Deskripsi Tugas -
Jawab tiga pertanyaan berikut berdasarkan artikel tentang air minum kemasan di bawah:
1. Siapa yang menyatakan bahwa air minum kemasan menjadi salah satu sebab pemiskinan kelas menengah?
2. Berapa harga rerata per botol galon yang dipakai dalam perhitungan?
3. Peraturan apa yang persyaratannya belum dipenuhi oleh air sumur atau air ledeng?

Kutipan Halaman -
________________

• L3
  • Email :
  • Search :

17 Desember 2024

Air Minum yang Memiskinkan

Air Minum yang Memiskinkan
Gede H. Cahyana
Pengamat Air dan Sanitasi UKRI
 
Mantan Menteri Keuangan Bambang Brodjonegoro menyatakan bahwa air minum kemasan (amik) menjadi salah satu sebab pemiskinan kelas menengah. Pemiskinan terjadi karena pergeseran konsumsi air minum dari air sumur atau air ledeng menjadi amik. Keajegan mengonsumsi amik menggerus pendapatan (income) secara signifikan. Selapis di bawahnya, masih di kelas menengah, terjadi peralihan ke air minum kemasan ulang (amiku). Kantor, sekolah, kampus, perusahaan besar biasanya menyediakan amik dalam botol plastik atau botol galon. Sedangkan kantor kecil menyediakan amiku dari depot air isi ulang.
 
Pemiskinan tersebut bisa dianalisis secara sederhana. Misalkan sebuah keluarga terdiri atas empat orang. Konsumsi rerata air minumnya 2 liter per orang sehari. Totalnya menjadi 8 liter sehari. Satu botol gallon berisi 18,925 liter (dibulatkan 19 liter). Air gallon tersebut akan habis dalam waktu 19/8 atau 2,4 hari. Dalam sebulan dibutuhkan 30/2,4 botol atau 12,5 botol. Harga rerata Rp15 ribu per botol gallon sehingga sebulan menjadi Rp187.500. Misalkan harga beras yang biasa dibeli kelas menengah-bawah adalah Rp12.000 per kilogram maka pembelian amik setara dengan 16 kilogram beras sebulan.
 
Pergeseran konsumsi terjadi karena kualitas air sumur atau air ledeng belum memuaskan. Belum memenuhi persyaratan Permenkes nomor 2/2023. Air sumur lebih banyak dikonsumsi oleh rakyat miskin. Di kawasan kumuh misalnya, air sumur bercampur rembesan septic tank sehingga mengandung bakteri E. coli, zat organik, zat beracun, deterjen. Air bekas cucian baju, beras, ikan, sayur dibuang di sekitar sumur sehingga rembesan masuk ke sumur. Di kampung padat penduduk air sumurnya bersebelahan dengan selokan. Air sumur tersebut juga digunakan untuk warung nasi, kuah sayur, atau racikan minuman anak-anak.

________________

Entri Hasil Ekstraksi -
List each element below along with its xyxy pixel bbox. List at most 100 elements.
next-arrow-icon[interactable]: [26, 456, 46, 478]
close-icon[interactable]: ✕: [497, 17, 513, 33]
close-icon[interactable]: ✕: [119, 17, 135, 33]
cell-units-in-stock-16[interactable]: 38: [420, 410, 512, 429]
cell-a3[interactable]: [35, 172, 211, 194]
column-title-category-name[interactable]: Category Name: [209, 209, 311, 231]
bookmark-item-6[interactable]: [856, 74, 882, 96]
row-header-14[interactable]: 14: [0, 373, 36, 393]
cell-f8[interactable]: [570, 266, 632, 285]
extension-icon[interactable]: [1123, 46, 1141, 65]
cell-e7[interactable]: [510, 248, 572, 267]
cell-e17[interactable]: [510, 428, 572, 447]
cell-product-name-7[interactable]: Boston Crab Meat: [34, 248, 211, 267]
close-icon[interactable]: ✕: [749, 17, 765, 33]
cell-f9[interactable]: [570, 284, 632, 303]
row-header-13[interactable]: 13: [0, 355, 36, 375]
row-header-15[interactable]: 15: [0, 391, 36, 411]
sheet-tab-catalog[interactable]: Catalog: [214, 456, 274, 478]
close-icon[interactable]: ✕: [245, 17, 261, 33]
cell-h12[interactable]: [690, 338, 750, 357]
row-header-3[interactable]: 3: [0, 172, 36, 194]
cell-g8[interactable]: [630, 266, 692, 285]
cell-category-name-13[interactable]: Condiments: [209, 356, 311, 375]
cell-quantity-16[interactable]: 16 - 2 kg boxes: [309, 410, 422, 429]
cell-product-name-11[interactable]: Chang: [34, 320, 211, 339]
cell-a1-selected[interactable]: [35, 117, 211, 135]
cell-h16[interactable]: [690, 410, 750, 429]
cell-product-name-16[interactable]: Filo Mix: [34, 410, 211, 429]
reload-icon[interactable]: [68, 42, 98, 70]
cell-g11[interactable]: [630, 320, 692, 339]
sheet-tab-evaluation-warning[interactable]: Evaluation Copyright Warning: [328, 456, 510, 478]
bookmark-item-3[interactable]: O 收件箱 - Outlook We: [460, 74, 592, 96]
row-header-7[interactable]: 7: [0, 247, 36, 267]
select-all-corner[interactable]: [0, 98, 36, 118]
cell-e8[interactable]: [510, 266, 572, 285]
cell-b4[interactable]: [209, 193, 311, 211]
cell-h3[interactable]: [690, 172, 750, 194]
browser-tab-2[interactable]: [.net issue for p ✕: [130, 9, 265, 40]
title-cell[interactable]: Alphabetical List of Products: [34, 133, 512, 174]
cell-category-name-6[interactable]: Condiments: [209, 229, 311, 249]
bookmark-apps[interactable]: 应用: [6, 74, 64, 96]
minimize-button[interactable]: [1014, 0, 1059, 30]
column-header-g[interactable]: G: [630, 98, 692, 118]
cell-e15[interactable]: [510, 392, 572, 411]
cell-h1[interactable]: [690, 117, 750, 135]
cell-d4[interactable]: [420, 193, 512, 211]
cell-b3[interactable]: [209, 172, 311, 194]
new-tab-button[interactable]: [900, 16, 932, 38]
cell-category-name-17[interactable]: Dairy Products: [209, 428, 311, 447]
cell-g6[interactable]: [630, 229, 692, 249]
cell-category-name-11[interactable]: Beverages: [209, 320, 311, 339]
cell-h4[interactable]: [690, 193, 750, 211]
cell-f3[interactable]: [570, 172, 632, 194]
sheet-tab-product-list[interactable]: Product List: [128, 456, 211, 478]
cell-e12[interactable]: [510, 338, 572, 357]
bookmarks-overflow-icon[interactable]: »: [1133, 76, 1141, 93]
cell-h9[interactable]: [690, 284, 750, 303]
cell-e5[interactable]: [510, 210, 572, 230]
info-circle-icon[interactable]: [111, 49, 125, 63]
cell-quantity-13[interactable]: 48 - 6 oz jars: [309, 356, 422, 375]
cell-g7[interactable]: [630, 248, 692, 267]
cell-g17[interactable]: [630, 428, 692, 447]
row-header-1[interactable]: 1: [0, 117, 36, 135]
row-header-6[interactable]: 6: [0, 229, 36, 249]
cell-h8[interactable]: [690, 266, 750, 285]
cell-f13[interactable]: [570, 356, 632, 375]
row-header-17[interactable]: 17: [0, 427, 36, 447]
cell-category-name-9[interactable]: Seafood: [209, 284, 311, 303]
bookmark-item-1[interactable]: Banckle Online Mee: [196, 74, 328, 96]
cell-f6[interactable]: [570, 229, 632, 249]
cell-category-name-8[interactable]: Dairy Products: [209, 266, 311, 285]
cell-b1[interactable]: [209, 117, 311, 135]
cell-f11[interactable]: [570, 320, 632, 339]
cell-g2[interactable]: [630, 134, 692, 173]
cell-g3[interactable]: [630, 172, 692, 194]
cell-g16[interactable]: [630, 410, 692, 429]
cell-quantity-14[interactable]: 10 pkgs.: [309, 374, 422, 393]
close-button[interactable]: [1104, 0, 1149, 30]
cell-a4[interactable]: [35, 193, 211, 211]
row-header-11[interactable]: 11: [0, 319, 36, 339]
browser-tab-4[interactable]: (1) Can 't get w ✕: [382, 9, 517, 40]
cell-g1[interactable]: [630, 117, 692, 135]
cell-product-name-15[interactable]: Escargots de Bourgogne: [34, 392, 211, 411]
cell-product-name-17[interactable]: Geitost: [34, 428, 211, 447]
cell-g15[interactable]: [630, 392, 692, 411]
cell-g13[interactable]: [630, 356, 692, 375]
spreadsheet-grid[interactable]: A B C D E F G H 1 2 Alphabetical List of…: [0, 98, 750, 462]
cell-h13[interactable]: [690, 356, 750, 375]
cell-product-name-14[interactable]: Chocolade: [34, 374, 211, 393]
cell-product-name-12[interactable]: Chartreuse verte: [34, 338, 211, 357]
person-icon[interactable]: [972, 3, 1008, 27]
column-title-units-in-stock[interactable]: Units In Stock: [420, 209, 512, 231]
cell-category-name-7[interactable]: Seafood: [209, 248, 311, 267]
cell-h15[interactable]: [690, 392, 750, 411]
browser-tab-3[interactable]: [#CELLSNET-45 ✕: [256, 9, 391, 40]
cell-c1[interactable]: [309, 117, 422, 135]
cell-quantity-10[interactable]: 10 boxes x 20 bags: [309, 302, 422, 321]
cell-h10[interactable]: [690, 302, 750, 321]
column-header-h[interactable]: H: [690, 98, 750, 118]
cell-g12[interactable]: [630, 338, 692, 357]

________________

Keluaran Lengkap -
1. Mantan Menteri Keuangan Bambang Brodjonegoro.
2. Rp15 ribu per botol galon.
3. Permenkes nomor 2/2023.